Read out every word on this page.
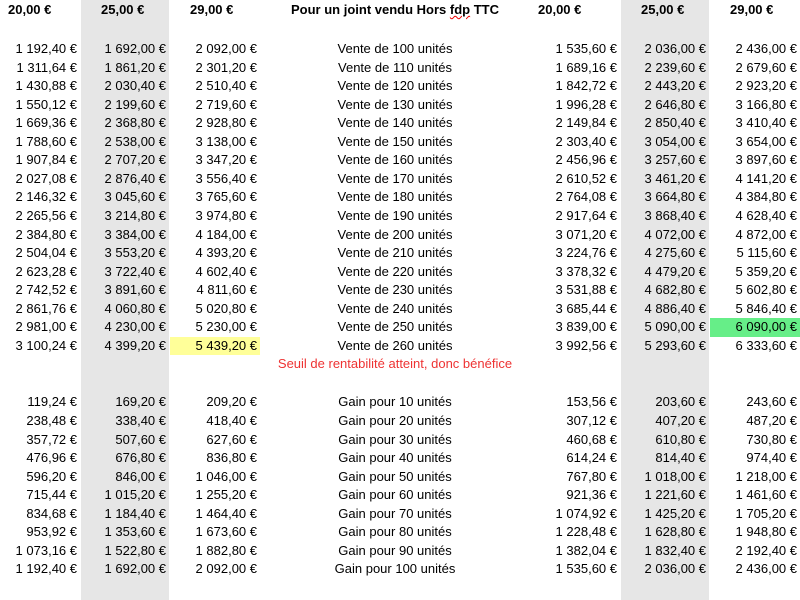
20,00 €	25,00 €	29,00 €	Pour un joint vendu Hors fdp TTC	20,00 €	25,00 €	29,00 €
1 192,40 €	1 692,00 €	2 092,00 €	Vente de 100 unités	1 535,60 €	2 036,00 €	2 436,00 €
1 311,64 €	1 861,20 €	2 301,20 €	Vente de 110 unités	1 689,16 €	2 239,60 €	2 679,60 €
1 430,88 €	2 030,40 €	2 510,40 €	Vente de 120 unités	1 842,72 €	2 443,20 €	2 923,20 €
1 550,12 €	2 199,60 €	2 719,60 €	Vente de 130 unités	1 996,28 €	2 646,80 €	3 166,80 €
1 669,36 €	2 368,80 €	2 928,80 €	Vente de 140 unités	2 149,84 €	2 850,40 €	3 410,40 €
1 788,60 €	2 538,00 €	3 138,00 €	Vente de 150 unités	2 303,40 €	3 054,00 €	3 654,00 €
1 907,84 €	2 707,20 €	3 347,20 €	Vente de 160 unités	2 456,96 €	3 257,60 €	3 897,60 €
2 027,08 €	2 876,40 €	3 556,40 €	Vente de 170 unités	2 610,52 €	3 461,20 €	4 141,20 €
2 146,32 €	3 045,60 €	3 765,60 €	Vente de 180 unités	2 764,08 €	3 664,80 €	4 384,80 €
2 265,56 €	3 214,80 €	3 974,80 €	Vente de 190 unités	2 917,64 €	3 868,40 €	4 628,40 €
2 384,80 €	3 384,00 €	4 184,00 €	Vente de 200 unités	3 071,20 €	4 072,00 €	4 872,00 €
2 504,04 €	3 553,20 €	4 393,20 €	Vente de 210 unités	3 224,76 €	4 275,60 €	5 115,60 €
2 623,28 €	3 722,40 €	4 602,40 €	Vente de 220 unités	3 378,32 €	4 479,20 €	5 359,20 €
2 742,52 €	3 891,60 €	4 811,60 €	Vente de 230 unités	3 531,88 €	4 682,80 €	5 602,80 €
2 861,76 €	4 060,80 €	5 020,80 €	Vente de 240 unités	3 685,44 €	4 886,40 €	5 846,40 €
2 981,00 €	4 230,00 €	5 230,00 €	Vente de 250 unités	3 839,00 €	5 090,00 €	6 090,00 €
3 100,24 €	4 399,20 €	5 439,20 €	Vente de 260 unités	3 992,56 €	5 293,60 €	6 333,60 €
Seuil de rentabilité atteint, donc bénéfice
119,24 €	169,20 €	209,20 €	Gain pour 10 unités	153,56 €	203,60 €	243,60 €
238,48 €	338,40 €	418,40 €	Gain pour 20 unités	307,12 €	407,20 €	487,20 €
357,72 €	507,60 €	627,60 €	Gain pour 30 unités	460,68 €	610,80 €	730,80 €
476,96 €	676,80 €	836,80 €	Gain pour 40 unités	614,24 €	814,40 €	974,40 €
596,20 €	846,00 €	1 046,00 €	Gain pour 50 unités	767,80 €	1 018,00 €	1 218,00 €
715,44 €	1 015,20 €	1 255,20 €	Gain pour 60 unités	921,36 €	1 221,60 €	1 461,60 €
834,68 €	1 184,40 €	1 464,40 €	Gain pour 70 unités	1 074,92 €	1 425,20 €	1 705,20 €
953,92 €	1 353,60 €	1 673,60 €	Gain pour 80 unités	1 228,48 €	1 628,80 €	1 948,80 €
1 073,16 €	1 522,80 €	1 882,80 €	Gain pour 90 unités	1 382,04 €	1 832,40 €	2 192,40 €
1 192,40 €	1 692,00 €	2 092,00 €	Gain pour 100 unités	1 535,60 €	2 036,00 €	2 436,00 €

## GIVEN PROBLEM
The records shown above are to be repeated exactly, with the pictures left out.

## RIGHT ANSWER
Read out every word on this page.
20,00 €	25,00 €	29,00 €	Pour un joint vendu Hors fdp TTC	20,00 €	25,00 €	29,00 €
1 192,40 €	1 692,00 €	2 092,00 €	Vente de 100 unités	1 535,60 €	2 036,00 €	2 436,00 €
1 311,64 €	1 861,20 €	2 301,20 €	Vente de 110 unités	1 689,16 €	2 239,60 €	2 679,60 €
1 430,88 €	2 030,40 €	2 510,40 €	Vente de 120 unités	1 842,72 €	2 443,20 €	2 923,20 €
1 550,12 €	2 199,60 €	2 719,60 €	Vente de 130 unités	1 996,28 €	2 646,80 €	3 166,80 €
1 669,36 €	2 368,80 €	2 928,80 €	Vente de 140 unités	2 149,84 €	2 850,40 €	3 410,40 €
1 788,60 €	2 538,00 €	3 138,00 €	Vente de 150 unités	2 303,40 €	3 054,00 €	3 654,00 €
1 907,84 €	2 707,20 €	3 347,20 €	Vente de 160 unités	2 456,96 €	3 257,60 €	3 897,60 €
2 027,08 €	2 876,40 €	3 556,40 €	Vente de 170 unités	2 610,52 €	3 461,20 €	4 141,20 €
2 146,32 €	3 045,60 €	3 765,60 €	Vente de 180 unités	2 764,08 €	3 664,80 €	4 384,80 €
2 265,56 €	3 214,80 €	3 974,80 €	Vente de 190 unités	2 917,64 €	3 868,40 €	4 628,40 €
2 384,80 €	3 384,00 €	4 184,00 €	Vente de 200 unités	3 071,20 €	4 072,00 €	4 872,00 €
2 504,04 €	3 553,20 €	4 393,20 €	Vente de 210 unités	3 224,76 €	4 275,60 €	5 115,60 €
2 623,28 €	3 722,40 €	4 602,40 €	Vente de 220 unités	3 378,32 €	4 479,20 €	5 359,20 €
2 742,52 €	3 891,60 €	4 811,60 €	Vente de 230 unités	3 531,88 €	4 682,80 €	5 602,80 €
2 861,76 €	4 060,80 €	5 020,80 €	Vente de 240 unités	3 685,44 €	4 886,40 €	5 846,40 €
2 981,00 €	4 230,00 €	5 230,00 €	Vente de 250 unités	3 839,00 €	5 090,00 €	6 090,00 €
3 100,24 €	4 399,20 €	5 439,20 €	Vente de 260 unités	3 992,56 €	5 293,60 €	6 333,60 €
Seuil de rentabilité atteint, donc bénéfice
119,24 €	169,20 €	209,20 €	Gain pour 10 unités	153,56 €	203,60 €	243,60 €
238,48 €	338,40 €	418,40 €	Gain pour 20 unités	307,12 €	407,20 €	487,20 €
357,72 €	507,60 €	627,60 €	Gain pour 30 unités	460,68 €	610,80 €	730,80 €
476,96 €	676,80 €	836,80 €	Gain pour 40 unités	614,24 €	814,40 €	974,40 €
596,20 €	846,00 €	1 046,00 €	Gain pour 50 unités	767,80 €	1 018,00 €	1 218,00 €
715,44 €	1 015,20 €	1 255,20 €	Gain pour 60 unités	921,36 €	1 221,60 €	1 461,60 €
834,68 €	1 184,40 €	1 464,40 €	Gain pour 70 unités	1 074,92 €	1 425,20 €	1 705,20 €
953,92 €	1 353,60 €	1 673,60 €	Gain pour 80 unités	1 228,48 €	1 628,80 €	1 948,80 €
1 073,16 €	1 522,80 €	1 882,80 €	Gain pour 90 unités	1 382,04 €	1 832,40 €	2 192,40 €
1 192,40 €	1 692,00 €	2 092,00 €	Gain pour 100 unités	1 535,60 €	2 036,00 €	2 436,00 €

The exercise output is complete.